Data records

· · · · ·

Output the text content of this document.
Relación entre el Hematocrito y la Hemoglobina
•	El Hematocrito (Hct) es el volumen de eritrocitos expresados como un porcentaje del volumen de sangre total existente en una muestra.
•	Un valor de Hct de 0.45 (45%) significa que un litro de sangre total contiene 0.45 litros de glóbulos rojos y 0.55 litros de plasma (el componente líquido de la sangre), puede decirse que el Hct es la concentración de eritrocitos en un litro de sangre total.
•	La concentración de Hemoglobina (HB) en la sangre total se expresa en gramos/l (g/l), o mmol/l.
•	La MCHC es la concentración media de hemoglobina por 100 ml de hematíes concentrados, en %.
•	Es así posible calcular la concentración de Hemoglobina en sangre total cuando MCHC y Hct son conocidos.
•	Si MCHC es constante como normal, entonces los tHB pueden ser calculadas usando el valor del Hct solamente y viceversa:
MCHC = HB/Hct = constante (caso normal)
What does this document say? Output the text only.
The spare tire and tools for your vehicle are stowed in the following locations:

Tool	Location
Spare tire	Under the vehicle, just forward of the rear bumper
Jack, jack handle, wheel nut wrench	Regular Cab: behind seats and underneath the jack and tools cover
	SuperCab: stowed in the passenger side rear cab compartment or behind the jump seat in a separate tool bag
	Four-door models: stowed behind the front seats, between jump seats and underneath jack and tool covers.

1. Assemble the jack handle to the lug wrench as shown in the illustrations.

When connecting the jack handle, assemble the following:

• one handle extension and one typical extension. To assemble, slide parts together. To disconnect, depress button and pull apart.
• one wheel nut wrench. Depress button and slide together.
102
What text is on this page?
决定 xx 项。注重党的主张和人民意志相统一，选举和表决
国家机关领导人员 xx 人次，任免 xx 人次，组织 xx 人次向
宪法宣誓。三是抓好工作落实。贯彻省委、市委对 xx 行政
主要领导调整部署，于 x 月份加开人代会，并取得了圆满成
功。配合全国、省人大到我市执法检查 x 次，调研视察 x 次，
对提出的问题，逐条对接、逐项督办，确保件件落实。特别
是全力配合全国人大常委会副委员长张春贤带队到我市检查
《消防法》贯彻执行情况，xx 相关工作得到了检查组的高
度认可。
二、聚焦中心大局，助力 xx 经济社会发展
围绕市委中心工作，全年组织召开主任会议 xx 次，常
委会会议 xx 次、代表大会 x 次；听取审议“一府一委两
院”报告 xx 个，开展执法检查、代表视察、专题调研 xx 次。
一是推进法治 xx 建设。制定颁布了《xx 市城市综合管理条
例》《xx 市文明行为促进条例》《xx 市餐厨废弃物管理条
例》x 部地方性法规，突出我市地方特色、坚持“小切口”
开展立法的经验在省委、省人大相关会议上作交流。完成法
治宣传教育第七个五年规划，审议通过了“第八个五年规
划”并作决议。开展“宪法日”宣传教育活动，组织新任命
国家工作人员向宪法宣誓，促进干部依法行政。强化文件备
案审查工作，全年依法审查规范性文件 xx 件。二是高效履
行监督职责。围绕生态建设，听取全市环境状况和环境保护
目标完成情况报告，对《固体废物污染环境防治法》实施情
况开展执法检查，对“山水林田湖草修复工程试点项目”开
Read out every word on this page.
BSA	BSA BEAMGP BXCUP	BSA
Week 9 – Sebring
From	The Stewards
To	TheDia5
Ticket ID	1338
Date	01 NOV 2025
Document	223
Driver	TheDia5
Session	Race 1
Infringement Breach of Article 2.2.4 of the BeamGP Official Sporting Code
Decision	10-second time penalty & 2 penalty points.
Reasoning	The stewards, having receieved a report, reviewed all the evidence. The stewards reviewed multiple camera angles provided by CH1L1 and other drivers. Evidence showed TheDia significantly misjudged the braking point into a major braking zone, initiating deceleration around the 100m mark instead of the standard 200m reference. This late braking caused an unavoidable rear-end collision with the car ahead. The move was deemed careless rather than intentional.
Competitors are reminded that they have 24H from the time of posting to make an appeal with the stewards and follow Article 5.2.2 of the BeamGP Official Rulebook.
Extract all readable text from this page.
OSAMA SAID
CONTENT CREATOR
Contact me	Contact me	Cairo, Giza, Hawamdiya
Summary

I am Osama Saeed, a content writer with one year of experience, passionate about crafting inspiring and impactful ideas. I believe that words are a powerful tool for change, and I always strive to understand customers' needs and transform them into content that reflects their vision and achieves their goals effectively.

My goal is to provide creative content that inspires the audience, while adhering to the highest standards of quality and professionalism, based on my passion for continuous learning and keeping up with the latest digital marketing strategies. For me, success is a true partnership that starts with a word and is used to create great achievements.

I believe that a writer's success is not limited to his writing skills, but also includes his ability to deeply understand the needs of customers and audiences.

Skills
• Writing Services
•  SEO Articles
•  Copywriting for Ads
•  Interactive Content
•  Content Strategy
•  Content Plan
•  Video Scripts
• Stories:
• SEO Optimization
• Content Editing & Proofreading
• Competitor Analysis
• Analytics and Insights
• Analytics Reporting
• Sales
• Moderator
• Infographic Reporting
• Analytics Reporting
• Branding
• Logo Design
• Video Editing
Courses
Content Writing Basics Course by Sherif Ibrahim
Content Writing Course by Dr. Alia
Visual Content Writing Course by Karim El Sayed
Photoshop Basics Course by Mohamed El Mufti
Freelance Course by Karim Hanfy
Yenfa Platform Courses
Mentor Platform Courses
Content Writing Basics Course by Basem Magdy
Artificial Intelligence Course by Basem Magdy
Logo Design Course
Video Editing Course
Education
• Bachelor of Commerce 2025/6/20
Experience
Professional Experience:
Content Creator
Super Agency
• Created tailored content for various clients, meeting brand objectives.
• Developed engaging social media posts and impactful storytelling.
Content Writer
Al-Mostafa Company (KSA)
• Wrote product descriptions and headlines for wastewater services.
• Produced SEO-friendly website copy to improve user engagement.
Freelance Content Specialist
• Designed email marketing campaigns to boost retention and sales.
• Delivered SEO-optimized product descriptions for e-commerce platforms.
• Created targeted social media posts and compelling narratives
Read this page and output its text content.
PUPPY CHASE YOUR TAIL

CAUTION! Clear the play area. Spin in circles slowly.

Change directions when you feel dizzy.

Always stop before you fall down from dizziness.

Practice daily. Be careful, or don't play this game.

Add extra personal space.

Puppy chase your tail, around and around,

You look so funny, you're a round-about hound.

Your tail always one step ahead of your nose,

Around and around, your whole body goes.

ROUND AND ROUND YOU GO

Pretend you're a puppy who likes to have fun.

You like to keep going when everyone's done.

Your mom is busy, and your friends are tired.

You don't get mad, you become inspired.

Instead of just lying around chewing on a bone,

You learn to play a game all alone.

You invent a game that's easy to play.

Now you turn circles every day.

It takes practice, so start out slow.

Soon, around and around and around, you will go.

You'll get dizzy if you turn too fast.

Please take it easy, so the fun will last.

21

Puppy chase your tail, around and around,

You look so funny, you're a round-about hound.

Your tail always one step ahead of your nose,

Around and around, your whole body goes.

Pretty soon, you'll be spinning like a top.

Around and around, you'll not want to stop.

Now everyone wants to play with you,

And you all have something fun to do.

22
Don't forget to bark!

· · · · ·

*Exercise task:* Copy each line of the listing in which the word "easy" can be found.

*Response below:*
You invent a game that's easy to play.
Please take it easy, so the fun will last.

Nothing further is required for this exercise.